__What is required__: Your task is to reproduce the material exactly.
╭─ Excerpted data
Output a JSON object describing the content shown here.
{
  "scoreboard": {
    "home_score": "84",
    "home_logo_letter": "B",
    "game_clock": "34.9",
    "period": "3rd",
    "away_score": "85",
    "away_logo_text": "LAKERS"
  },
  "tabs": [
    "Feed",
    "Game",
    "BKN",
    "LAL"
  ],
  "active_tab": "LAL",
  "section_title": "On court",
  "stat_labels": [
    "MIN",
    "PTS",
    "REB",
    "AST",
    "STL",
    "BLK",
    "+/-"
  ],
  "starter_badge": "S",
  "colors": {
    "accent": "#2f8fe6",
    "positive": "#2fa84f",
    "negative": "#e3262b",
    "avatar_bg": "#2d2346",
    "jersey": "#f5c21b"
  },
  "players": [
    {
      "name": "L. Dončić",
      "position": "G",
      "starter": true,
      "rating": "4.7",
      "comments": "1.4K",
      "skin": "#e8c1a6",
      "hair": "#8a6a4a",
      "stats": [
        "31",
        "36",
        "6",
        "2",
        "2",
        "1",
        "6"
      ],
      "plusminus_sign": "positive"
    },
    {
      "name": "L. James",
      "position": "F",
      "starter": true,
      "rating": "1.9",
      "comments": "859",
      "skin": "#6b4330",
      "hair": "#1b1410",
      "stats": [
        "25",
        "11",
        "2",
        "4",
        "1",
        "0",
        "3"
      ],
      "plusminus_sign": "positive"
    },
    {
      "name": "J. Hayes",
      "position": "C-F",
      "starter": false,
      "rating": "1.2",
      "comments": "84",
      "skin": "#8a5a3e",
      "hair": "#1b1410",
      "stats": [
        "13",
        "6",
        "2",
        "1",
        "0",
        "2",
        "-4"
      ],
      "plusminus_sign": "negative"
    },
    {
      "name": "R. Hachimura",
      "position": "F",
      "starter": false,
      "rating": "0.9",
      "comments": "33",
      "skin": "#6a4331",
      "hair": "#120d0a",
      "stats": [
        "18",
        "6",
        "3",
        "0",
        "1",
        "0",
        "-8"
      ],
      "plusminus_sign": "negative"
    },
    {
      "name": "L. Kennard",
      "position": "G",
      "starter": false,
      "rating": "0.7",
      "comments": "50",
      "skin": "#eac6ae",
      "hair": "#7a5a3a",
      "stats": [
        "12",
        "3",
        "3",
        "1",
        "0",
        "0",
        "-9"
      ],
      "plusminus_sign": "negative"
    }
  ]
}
╰─
__Complete answer__:
Output a JSON object describing the content shown here.
{
  "scoreboard": {
    "home_score": "84",
    "home_logo_letter": "B",
    "game_clock": "34.9",
    "period": "3rd",
    "away_score": "85",
    "away_logo_text": "LAKERS"
  },
  "tabs": [
    "Feed",
    "Game",
    "BKN",
    "LAL"
  ],
  "active_tab": "LAL",
  "section_title": "On court",
  "stat_labels": [
    "MIN",
    "PTS",
    "REB",
    "AST",
    "STL",
    "BLK",
    "+/-"
  ],
  "starter_badge": "S",
  "colors": {
    "accent": "#2f8fe6",
    "positive": "#2fa84f",
    "negative": "#e3262b",
    "avatar_bg": "#2d2346",
    "jersey": "#f5c21b"
  },
  "players": [
    {
      "name": "L. Dončić",
      "position": "G",
      "starter": true,
      "rating": "4.7",
      "comments": "1.4K",
      "skin": "#e8c1a6",
      "hair": "#8a6a4a",
      "stats": [
        "31",
        "36",
        "6",
        "2",
        "2",
        "1",
        "6"
      ],
      "plusminus_sign": "positive"
    },
    {
      "name": "L. James",
      "position": "F",
      "starter": true,
      "rating": "1.9",
      "comments": "859",
      "skin": "#6b4330",
      "hair": "#1b1410",
      "stats": [
        "25",
        "11",
        "2",
        "4",
        "1",
        "0",
        "3"
      ],
      "plusminus_sign": "positive"
    },
    {
      "name": "J. Hayes",
      "position": "C-F",
      "starter": false,
      "rating": "1.2",
      "comments": "84",
      "skin": "#8a5a3e",
      "hair": "#1b1410",
      "stats": [
        "13",
        "6",
        "2",
        "1",
        "0",
        "2",
        "-4"
      ],
      "plusminus_sign": "negative"
    },
    {
      "name": "R. Hachimura",
      "position": "F",
      "starter": false,
      "rating": "0.9",
      "comments": "33",
      "skin": "#6a4331",
      "hair": "#120d0a",
      "stats": [
        "18",
        "6",
        "3",
        "0",
        "1",
        "0",
        "-8"
      ],
      "plusminus_sign": "negative"
    },
    {
      "name": "L. Kennard",
      "position": "G",
      "starter": false,
      "rating": "0.7",
      "comments": "50",
      "skin": "#eac6ae",
      "hair": "#7a5a3a",
      "stats": [
        "12",
        "3",
        "3",
        "1",
        "0",
        "0",
        "-9"
      ],
      "plusminus_sign": "negative"
    }
  ]
}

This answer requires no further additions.